▶ WORK TO BE COMPLETED
Read the lines that follow and pick out every one containing the word "screenshot".

▶ SUPPLIED RECORDS
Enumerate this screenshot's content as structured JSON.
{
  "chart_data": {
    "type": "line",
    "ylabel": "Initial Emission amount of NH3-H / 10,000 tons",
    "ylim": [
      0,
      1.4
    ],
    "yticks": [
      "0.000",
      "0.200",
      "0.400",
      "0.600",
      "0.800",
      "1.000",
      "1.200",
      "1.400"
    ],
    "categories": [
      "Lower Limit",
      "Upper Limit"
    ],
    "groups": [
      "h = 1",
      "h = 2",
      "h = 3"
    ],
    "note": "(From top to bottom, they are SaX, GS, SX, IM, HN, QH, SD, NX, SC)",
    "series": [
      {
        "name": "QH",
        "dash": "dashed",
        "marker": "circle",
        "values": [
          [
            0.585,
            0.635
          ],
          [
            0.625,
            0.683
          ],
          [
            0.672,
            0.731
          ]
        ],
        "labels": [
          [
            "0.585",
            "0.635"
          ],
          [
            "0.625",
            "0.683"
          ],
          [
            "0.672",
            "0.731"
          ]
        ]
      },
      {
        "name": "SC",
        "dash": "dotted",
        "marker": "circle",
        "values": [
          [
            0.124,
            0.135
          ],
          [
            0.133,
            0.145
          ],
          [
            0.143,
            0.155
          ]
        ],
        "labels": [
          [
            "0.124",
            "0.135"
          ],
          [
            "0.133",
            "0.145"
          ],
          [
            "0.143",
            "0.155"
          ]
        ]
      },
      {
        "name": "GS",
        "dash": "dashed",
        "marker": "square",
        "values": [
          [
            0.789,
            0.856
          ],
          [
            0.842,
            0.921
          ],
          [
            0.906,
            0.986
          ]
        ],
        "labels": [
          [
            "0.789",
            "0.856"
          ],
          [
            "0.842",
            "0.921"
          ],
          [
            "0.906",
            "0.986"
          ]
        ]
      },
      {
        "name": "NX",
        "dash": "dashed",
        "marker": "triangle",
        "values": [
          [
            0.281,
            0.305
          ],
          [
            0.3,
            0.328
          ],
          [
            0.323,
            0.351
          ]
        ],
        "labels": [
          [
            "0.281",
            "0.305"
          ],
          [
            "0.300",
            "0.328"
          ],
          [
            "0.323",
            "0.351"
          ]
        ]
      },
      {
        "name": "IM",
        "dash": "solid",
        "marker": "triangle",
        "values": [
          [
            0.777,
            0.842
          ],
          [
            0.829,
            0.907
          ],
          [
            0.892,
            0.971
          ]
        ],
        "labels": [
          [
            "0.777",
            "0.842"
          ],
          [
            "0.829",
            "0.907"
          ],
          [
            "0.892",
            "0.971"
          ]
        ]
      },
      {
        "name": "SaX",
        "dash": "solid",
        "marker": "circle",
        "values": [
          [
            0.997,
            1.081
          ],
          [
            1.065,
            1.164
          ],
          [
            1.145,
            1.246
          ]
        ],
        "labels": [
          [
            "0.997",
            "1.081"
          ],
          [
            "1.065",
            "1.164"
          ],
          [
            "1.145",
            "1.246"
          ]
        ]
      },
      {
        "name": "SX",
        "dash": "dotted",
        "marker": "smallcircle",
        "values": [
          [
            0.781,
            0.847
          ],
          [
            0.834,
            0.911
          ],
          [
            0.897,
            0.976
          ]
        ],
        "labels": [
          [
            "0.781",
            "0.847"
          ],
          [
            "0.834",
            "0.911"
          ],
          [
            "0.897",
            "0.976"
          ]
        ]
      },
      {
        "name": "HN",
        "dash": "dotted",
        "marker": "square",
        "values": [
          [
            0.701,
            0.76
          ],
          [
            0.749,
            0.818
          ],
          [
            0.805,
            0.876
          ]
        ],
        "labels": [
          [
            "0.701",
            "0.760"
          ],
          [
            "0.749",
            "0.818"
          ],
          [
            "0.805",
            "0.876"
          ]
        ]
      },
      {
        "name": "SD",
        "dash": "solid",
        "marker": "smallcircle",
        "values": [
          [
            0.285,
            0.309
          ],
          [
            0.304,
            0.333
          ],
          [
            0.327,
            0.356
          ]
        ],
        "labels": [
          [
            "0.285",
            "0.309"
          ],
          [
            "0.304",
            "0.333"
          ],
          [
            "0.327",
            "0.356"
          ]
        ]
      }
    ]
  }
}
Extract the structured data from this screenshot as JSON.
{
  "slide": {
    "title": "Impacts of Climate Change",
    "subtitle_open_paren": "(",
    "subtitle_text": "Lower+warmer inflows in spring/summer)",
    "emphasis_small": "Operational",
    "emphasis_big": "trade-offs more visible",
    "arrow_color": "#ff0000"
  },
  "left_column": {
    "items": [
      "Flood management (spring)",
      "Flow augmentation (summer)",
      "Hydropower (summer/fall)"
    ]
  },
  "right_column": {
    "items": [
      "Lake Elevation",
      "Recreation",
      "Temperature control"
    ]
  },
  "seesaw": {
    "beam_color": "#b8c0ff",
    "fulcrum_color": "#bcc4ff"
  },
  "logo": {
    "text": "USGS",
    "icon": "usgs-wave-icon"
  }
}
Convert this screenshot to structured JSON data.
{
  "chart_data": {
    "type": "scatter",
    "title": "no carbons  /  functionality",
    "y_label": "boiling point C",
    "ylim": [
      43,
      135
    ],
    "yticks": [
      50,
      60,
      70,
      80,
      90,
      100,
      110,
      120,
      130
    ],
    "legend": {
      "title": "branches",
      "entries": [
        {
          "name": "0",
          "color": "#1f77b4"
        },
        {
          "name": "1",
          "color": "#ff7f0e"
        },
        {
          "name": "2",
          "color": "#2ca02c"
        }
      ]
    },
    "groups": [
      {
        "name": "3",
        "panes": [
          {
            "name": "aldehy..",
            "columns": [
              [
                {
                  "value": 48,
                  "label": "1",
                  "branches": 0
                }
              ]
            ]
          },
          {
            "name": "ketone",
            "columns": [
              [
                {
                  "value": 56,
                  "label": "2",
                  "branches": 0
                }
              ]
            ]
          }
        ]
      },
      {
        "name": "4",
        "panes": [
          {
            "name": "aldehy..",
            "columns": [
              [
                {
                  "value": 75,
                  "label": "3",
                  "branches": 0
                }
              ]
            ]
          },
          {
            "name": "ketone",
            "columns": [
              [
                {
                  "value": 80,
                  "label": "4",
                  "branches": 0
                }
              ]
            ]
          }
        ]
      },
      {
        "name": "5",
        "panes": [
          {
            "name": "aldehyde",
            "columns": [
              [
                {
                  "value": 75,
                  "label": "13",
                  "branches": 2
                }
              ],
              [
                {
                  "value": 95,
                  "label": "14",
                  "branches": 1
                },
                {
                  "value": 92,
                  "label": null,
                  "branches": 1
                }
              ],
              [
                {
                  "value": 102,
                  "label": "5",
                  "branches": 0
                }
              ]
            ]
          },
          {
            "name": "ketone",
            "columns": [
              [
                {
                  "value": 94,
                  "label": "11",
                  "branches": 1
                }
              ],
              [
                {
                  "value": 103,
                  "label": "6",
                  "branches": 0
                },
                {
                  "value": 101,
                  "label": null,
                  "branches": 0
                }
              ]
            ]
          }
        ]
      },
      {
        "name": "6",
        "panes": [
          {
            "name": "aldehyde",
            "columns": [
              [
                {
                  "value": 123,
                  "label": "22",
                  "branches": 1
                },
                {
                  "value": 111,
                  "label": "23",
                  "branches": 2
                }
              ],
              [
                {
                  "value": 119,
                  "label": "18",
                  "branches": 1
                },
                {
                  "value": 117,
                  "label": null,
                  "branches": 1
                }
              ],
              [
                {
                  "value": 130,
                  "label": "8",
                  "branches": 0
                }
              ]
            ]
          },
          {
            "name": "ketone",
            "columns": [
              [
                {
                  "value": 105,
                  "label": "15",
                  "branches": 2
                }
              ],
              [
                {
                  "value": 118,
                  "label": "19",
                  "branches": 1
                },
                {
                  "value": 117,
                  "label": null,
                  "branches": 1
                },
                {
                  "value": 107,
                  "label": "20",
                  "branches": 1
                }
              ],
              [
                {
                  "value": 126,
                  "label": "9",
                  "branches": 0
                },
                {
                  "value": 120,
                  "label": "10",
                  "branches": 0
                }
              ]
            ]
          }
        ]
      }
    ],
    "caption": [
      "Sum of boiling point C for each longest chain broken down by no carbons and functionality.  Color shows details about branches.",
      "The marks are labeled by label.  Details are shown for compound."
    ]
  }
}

▶ EXPECTED ANSWER
Enumerate this screenshot's content as structured JSON.
Extract the structured data from this screenshot as JSON.
Convert this screenshot to structured JSON data.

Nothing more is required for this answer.